Stored items >>
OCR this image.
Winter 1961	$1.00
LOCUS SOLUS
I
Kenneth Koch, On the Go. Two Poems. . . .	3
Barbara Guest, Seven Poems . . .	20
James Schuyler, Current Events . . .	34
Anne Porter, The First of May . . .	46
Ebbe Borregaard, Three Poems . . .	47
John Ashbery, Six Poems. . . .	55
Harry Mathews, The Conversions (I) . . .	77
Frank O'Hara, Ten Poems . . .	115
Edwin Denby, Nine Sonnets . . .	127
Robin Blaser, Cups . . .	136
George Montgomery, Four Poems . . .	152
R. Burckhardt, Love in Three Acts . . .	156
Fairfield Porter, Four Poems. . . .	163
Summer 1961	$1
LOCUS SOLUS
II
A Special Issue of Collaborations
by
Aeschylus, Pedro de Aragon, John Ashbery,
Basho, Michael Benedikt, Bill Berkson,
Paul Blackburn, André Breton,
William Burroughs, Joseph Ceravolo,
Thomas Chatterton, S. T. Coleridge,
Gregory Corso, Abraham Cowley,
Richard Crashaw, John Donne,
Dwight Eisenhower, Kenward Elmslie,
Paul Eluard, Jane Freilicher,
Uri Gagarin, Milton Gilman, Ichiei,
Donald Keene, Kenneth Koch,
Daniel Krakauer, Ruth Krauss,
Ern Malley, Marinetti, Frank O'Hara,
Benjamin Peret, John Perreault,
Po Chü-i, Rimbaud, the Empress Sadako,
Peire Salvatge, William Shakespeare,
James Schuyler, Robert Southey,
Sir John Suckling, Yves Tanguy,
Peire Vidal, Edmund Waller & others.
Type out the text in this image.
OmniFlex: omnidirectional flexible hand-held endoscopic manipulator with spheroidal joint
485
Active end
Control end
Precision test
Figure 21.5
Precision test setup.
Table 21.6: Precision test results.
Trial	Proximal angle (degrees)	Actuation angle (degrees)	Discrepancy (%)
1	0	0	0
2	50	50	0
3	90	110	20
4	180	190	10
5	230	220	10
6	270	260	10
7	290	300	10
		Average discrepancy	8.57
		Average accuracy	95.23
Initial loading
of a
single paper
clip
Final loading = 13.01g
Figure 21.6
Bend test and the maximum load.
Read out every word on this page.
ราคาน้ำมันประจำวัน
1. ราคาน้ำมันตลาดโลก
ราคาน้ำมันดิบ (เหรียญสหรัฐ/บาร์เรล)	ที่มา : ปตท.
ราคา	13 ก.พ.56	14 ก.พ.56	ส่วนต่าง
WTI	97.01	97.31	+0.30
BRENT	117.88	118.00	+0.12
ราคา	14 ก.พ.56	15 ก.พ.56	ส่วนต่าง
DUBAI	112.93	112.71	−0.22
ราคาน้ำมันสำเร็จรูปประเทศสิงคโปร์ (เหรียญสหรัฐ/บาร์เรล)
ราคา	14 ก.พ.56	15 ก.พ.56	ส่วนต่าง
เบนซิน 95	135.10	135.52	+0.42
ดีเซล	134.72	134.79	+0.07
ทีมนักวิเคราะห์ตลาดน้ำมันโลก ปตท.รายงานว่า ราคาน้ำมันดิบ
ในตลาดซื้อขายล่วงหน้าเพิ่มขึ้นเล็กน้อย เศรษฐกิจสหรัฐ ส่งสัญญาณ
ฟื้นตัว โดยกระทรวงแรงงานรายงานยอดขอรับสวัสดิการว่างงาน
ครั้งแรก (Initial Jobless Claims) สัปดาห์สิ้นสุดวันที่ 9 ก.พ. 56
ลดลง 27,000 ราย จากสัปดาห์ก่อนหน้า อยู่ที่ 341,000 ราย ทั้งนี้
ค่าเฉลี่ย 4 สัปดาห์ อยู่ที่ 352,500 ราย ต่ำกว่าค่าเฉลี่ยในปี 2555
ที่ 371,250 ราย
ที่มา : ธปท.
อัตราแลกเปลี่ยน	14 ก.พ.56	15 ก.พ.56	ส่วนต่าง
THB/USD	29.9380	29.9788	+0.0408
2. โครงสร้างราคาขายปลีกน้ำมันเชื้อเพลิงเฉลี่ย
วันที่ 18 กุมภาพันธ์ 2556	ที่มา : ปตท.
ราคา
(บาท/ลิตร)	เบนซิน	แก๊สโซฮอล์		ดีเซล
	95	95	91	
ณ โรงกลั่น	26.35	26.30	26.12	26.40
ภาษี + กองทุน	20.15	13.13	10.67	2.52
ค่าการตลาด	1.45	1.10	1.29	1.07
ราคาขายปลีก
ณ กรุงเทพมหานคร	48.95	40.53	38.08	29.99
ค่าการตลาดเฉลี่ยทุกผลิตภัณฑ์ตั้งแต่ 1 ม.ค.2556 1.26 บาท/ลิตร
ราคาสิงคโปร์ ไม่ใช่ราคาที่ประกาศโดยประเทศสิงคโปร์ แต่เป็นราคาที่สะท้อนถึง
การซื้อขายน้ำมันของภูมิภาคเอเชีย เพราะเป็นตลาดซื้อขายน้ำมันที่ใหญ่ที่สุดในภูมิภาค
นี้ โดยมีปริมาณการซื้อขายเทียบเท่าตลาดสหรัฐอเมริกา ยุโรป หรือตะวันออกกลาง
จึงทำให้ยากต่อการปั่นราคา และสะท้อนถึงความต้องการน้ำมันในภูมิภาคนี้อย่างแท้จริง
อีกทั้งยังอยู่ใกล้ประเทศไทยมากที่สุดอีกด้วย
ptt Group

To do >>
Write out each line of the data above again, exactly as given.

Worked answer >>
OCR this image.
Winter 1961	$1.00
LOCUS SOLUS
I
Kenneth Koch, On the Go. Two Poems. . . .	3
Barbara Guest, Seven Poems . . .	20
James Schuyler, Current Events . . .	34
Anne Porter, The First of May . . .	46
Ebbe Borregaard, Three Poems . . .	47
John Ashbery, Six Poems. . . .	55
Harry Mathews, The Conversions (I) . . .	77
Frank O'Hara, Ten Poems . . .	115
Edwin Denby, Nine Sonnets . . .	127
Robin Blaser, Cups . . .	136
George Montgomery, Four Poems . . .	152
R. Burckhardt, Love in Three Acts . . .	156
Fairfield Porter, Four Poems. . . .	163
Summer 1961	$1
LOCUS SOLUS
II
A Special Issue of Collaborations
by
Aeschylus, Pedro de Aragon, John Ashbery,
Basho, Michael Benedikt, Bill Berkson,
Paul Blackburn, André Breton,
William Burroughs, Joseph Ceravolo,
Thomas Chatterton, S. T. Coleridge,
Gregory Corso, Abraham Cowley,
Richard Crashaw, John Donne,
Dwight Eisenhower, Kenward Elmslie,
Paul Eluard, Jane Freilicher,
Uri Gagarin, Milton Gilman, Ichiei,
Donald Keene, Kenneth Koch,
Daniel Krakauer, Ruth Krauss,
Ern Malley, Marinetti, Frank O'Hara,
Benjamin Peret, John Perreault,
Po Chü-i, Rimbaud, the Empress Sadako,
Peire Salvatge, William Shakespeare,
James Schuyler, Robert Southey,
Sir John Suckling, Yves Tanguy,
Peire Vidal, Edmund Waller & others.
Type out the text in this image.
OmniFlex: omnidirectional flexible hand-held endoscopic manipulator with spheroidal joint
485
Active end
Control end
Precision test
Figure 21.5
Precision test setup.
Table 21.6: Precision test results.
Trial	Proximal angle (degrees)	Actuation angle (degrees)	Discrepancy (%)
1	0	0	0
2	50	50	0
3	90	110	20
4	180	190	10
5	230	220	10
6	270	260	10
7	290	300	10
		Average discrepancy	8.57
		Average accuracy	95.23
Initial loading
of a
single paper
clip
Final loading = 13.01g
Figure 21.6
Bend test and the maximum load.
Read out every word on this page.
ราคาน้ำมันประจำวัน
1. ราคาน้ำมันตลาดโลก
ราคาน้ำมันดิบ (เหรียญสหรัฐ/บาร์เรล)	ที่มา : ปตท.
ราคา	13 ก.พ.56	14 ก.พ.56	ส่วนต่าง
WTI	97.01	97.31	+0.30
BRENT	117.88	118.00	+0.12
ราคา	14 ก.พ.56	15 ก.พ.56	ส่วนต่าง
DUBAI	112.93	112.71	−0.22
ราคาน้ำมันสำเร็จรูปประเทศสิงคโปร์ (เหรียญสหรัฐ/บาร์เรล)
ราคา	14 ก.พ.56	15 ก.พ.56	ส่วนต่าง
เบนซิน 95	135.10	135.52	+0.42
ดีเซล	134.72	134.79	+0.07
ทีมนักวิเคราะห์ตลาดน้ำมันโลก ปตท.รายงานว่า ราคาน้ำมันดิบ
ในตลาดซื้อขายล่วงหน้าเพิ่มขึ้นเล็กน้อย เศรษฐกิจสหรัฐ ส่งสัญญาณ
ฟื้นตัว โดยกระทรวงแรงงานรายงานยอดขอรับสวัสดิการว่างงาน
ครั้งแรก (Initial Jobless Claims) สัปดาห์สิ้นสุดวันที่ 9 ก.พ. 56
ลดลง 27,000 ราย จากสัปดาห์ก่อนหน้า อยู่ที่ 341,000 ราย ทั้งนี้
ค่าเฉลี่ย 4 สัปดาห์ อยู่ที่ 352,500 ราย ต่ำกว่าค่าเฉลี่ยในปี 2555
ที่ 371,250 ราย
ที่มา : ธปท.
อัตราแลกเปลี่ยน	14 ก.พ.56	15 ก.พ.56	ส่วนต่าง
THB/USD	29.9380	29.9788	+0.0408
2. โครงสร้างราคาขายปลีกน้ำมันเชื้อเพลิงเฉลี่ย
วันที่ 18 กุมภาพันธ์ 2556	ที่มา : ปตท.
ราคา
(บาท/ลิตร)	เบนซิน	แก๊สโซฮอล์		ดีเซล
	95	95	91	
ณ โรงกลั่น	26.35	26.30	26.12	26.40
ภาษี + กองทุน	20.15	13.13	10.67	2.52
ค่าการตลาด	1.45	1.10	1.29	1.07
ราคาขายปลีก
ณ กรุงเทพมหานคร	48.95	40.53	38.08	29.99
ค่าการตลาดเฉลี่ยทุกผลิตภัณฑ์ตั้งแต่ 1 ม.ค.2556 1.26 บาท/ลิตร
ราคาสิงคโปร์ ไม่ใช่ราคาที่ประกาศโดยประเทศสิงคโปร์ แต่เป็นราคาที่สะท้อนถึง
การซื้อขายน้ำมันของภูมิภาคเอเชีย เพราะเป็นตลาดซื้อขายน้ำมันที่ใหญ่ที่สุดในภูมิภาค
นี้ โดยมีปริมาณการซื้อขายเทียบเท่าตลาดสหรัฐอเมริกา ยุโรป หรือตะวันออกกลาง
จึงทำให้ยากต่อการปั่นราคา และสะท้อนถึงความต้องการน้ำมันในภูมิภาคนี้อย่างแท้จริง
อีกทั้งยังอยู่ใกล้ประเทศไทยมากที่สุดอีกด้วย
ptt Group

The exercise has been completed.